- **Task prompt**
Find every line in the records below that holds the word "color", and copy it out.

- **Exercise data**
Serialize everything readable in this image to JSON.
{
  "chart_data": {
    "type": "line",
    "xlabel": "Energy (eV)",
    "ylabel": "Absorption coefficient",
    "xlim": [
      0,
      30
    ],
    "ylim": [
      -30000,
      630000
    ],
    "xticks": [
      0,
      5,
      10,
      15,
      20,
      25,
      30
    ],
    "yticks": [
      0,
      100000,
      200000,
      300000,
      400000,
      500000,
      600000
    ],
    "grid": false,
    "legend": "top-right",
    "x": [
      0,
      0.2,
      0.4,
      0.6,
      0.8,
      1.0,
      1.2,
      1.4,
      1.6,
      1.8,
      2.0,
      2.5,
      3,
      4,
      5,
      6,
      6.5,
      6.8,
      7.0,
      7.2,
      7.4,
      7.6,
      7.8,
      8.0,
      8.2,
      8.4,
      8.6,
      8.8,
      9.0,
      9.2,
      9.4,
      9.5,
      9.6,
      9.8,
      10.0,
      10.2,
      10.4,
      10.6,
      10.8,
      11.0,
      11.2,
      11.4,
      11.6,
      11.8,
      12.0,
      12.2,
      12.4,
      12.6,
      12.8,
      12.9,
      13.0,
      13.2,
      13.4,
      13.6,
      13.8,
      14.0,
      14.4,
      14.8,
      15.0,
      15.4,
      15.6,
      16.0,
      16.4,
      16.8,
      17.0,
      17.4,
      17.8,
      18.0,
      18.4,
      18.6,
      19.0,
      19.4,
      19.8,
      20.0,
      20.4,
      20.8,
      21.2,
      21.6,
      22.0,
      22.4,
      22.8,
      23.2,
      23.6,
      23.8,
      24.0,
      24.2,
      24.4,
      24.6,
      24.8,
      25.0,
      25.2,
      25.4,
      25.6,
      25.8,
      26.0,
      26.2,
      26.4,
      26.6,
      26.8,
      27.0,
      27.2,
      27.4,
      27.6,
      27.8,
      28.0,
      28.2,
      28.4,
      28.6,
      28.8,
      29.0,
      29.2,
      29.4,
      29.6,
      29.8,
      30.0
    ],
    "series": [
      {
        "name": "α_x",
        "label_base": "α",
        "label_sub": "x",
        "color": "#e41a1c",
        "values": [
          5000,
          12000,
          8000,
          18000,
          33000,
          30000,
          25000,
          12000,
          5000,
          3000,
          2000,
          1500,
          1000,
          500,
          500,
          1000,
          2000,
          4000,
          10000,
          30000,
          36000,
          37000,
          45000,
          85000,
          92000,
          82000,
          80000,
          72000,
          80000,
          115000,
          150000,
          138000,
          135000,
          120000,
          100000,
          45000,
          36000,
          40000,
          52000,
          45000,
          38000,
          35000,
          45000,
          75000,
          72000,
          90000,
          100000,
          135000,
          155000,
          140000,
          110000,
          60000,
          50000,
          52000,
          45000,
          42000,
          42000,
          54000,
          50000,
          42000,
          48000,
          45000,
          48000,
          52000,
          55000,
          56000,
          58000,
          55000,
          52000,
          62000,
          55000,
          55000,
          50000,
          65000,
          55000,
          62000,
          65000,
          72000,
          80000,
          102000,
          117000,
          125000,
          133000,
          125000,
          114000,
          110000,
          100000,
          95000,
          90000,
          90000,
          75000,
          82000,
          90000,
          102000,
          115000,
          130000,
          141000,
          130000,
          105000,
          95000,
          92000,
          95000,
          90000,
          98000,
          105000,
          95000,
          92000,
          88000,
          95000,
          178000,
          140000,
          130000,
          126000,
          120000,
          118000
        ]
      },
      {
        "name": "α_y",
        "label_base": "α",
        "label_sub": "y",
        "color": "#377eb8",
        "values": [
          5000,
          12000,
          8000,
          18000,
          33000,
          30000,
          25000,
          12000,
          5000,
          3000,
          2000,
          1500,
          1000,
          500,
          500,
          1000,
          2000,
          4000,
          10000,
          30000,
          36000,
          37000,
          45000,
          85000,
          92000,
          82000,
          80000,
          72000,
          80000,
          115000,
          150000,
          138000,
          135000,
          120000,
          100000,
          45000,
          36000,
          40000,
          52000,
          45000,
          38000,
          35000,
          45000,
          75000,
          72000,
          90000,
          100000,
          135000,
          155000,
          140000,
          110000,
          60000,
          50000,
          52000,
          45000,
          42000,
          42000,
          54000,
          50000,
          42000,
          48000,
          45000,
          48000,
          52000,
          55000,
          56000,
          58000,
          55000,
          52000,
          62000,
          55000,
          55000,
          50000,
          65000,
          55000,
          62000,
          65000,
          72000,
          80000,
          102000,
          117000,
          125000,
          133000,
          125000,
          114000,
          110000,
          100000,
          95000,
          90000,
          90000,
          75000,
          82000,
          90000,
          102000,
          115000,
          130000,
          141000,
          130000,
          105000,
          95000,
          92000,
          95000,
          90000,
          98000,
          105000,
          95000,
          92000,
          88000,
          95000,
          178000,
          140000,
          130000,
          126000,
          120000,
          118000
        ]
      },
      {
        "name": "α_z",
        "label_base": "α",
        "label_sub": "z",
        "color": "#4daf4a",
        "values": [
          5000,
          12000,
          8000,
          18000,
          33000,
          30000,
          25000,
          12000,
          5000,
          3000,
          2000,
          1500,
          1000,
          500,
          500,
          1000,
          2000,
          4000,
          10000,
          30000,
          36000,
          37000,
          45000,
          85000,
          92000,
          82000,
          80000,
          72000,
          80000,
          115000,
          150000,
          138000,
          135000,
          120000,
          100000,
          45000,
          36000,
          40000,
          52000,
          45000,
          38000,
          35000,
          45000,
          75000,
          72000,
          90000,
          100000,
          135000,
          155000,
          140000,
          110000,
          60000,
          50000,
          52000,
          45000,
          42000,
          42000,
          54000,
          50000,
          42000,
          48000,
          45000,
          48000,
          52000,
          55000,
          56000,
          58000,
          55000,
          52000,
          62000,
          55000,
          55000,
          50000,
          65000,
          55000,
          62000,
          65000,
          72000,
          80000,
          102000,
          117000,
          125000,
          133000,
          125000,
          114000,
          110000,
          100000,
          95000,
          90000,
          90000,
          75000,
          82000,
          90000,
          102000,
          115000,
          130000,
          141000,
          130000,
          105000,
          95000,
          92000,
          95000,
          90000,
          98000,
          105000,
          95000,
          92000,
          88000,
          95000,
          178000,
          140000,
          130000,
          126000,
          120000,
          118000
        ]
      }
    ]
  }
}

- **Problem solution**
        "color": "#e41a1c",
        "color": "#377eb8",
        "color": "#4daf4a",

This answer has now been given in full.